* start RECORDS TO USE *
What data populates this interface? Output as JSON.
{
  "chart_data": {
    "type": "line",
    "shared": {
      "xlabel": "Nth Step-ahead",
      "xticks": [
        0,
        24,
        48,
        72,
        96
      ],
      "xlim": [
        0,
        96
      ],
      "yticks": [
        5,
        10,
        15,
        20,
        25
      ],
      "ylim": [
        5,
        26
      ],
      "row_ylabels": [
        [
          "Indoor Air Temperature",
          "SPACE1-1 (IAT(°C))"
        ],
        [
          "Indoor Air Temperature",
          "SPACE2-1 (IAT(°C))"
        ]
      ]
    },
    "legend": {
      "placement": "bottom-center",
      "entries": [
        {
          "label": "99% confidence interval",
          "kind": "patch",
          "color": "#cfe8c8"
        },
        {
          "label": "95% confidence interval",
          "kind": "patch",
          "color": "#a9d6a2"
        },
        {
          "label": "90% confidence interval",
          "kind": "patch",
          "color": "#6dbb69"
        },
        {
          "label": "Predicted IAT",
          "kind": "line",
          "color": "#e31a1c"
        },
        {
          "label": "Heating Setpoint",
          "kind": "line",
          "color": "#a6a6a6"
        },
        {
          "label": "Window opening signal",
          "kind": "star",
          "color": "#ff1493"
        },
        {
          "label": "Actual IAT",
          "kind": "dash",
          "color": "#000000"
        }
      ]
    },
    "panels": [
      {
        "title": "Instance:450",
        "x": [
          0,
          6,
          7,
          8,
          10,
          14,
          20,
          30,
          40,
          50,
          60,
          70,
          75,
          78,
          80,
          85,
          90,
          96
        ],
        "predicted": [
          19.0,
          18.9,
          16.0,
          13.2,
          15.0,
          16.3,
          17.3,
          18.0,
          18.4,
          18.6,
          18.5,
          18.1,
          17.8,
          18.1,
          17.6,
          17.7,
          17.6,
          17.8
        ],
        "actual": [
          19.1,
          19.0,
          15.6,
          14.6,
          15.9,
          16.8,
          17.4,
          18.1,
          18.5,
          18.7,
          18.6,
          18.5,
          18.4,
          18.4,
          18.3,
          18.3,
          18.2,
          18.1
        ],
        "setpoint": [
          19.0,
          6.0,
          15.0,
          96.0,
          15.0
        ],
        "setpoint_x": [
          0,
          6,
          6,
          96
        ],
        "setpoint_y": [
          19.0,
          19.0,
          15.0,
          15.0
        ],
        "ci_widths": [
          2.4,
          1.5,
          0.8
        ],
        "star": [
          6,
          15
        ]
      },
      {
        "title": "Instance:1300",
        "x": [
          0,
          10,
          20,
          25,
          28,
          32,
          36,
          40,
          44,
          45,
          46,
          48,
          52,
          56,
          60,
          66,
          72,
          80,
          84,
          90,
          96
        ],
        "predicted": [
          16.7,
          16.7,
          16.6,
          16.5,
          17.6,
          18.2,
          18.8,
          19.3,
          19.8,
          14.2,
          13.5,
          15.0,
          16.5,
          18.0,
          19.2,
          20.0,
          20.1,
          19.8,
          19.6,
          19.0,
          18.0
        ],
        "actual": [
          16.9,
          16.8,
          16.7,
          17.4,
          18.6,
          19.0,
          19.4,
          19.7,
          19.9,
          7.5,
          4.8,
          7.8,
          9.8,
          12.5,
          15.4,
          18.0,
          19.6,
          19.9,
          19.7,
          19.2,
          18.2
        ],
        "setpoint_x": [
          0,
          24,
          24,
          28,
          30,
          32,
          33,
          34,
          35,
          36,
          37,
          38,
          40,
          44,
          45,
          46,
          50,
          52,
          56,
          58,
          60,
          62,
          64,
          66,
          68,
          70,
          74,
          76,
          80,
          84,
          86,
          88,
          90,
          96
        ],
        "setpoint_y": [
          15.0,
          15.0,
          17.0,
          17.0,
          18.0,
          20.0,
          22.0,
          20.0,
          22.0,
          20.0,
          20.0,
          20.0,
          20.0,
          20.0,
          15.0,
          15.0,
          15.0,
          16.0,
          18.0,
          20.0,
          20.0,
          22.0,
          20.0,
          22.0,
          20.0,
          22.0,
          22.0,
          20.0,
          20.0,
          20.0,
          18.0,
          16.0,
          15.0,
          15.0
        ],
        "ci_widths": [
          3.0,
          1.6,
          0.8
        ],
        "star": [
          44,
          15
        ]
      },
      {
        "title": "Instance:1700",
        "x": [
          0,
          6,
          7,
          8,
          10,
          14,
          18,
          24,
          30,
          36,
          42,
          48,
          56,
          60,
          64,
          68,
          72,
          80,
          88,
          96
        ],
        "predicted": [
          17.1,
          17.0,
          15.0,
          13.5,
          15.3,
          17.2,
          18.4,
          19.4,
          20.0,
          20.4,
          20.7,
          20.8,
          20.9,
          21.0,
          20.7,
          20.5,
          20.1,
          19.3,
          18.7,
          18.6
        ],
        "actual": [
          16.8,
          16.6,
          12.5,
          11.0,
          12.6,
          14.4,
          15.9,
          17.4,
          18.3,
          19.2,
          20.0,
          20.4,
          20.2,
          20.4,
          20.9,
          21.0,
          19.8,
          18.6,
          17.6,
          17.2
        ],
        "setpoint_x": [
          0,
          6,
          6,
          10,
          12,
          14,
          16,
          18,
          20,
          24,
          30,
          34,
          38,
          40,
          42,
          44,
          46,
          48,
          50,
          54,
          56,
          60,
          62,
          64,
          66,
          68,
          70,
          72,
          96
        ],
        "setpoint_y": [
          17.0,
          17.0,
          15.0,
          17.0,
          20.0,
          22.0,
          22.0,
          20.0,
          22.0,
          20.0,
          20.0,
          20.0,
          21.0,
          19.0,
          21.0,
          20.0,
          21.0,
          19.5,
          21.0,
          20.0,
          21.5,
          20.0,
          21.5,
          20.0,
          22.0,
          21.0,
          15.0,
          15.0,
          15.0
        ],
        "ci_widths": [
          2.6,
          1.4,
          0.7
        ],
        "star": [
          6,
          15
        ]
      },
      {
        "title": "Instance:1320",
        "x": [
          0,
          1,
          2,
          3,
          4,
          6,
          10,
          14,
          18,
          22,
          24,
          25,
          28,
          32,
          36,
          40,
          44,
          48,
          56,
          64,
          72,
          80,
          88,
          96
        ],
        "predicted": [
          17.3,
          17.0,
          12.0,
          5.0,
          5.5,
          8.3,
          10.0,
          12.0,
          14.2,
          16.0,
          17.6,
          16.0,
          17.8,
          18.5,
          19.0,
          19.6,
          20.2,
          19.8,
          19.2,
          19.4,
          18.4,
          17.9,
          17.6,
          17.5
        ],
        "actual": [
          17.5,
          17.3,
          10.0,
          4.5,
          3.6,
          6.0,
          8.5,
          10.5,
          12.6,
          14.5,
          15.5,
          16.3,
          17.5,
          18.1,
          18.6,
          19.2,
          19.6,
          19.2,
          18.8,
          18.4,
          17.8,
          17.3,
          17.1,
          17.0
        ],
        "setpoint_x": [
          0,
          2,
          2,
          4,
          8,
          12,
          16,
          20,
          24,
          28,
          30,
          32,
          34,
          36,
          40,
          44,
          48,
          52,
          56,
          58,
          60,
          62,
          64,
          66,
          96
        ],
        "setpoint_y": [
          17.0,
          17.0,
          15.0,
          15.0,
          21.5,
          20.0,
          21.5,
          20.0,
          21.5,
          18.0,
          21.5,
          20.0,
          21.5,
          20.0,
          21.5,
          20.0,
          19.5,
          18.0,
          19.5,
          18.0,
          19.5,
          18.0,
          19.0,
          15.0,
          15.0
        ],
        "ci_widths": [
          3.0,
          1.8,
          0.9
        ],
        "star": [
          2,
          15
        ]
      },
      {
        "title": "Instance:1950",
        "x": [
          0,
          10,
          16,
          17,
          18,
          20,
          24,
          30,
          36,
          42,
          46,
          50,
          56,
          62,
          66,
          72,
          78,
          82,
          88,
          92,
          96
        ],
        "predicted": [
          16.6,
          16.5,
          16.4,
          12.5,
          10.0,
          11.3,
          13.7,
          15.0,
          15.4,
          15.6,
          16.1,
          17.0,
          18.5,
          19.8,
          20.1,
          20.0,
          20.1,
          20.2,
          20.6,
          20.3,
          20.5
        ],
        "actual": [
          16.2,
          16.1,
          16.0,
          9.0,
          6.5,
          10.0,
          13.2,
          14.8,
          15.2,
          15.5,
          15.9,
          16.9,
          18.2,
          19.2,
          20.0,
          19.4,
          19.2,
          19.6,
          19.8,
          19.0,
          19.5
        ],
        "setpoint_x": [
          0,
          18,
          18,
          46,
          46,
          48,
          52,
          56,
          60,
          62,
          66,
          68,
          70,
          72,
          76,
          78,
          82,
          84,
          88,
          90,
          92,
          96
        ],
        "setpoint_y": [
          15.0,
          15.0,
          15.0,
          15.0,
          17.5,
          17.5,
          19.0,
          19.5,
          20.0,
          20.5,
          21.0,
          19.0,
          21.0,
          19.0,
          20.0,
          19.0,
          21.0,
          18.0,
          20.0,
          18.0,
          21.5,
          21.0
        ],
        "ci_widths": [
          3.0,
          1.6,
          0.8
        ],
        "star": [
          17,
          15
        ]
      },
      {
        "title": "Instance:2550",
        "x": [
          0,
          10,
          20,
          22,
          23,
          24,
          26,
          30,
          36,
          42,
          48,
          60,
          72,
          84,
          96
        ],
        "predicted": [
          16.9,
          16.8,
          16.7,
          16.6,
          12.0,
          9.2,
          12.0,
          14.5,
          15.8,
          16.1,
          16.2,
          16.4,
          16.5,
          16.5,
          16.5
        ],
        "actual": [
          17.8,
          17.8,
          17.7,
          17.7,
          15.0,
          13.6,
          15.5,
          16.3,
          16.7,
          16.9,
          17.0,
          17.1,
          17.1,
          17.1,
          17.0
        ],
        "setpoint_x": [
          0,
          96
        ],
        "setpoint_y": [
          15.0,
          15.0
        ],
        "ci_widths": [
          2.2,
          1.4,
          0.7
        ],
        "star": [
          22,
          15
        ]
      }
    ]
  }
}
* end RECORDS TO USE *
GIVEN EXERCISE: From the entries above, copy every line containing the word "confidence".

FINAL ANSWER:
          "label": "99% confidence interval",
          "label": "95% confidence interval",
          "label": "90% confidence interval",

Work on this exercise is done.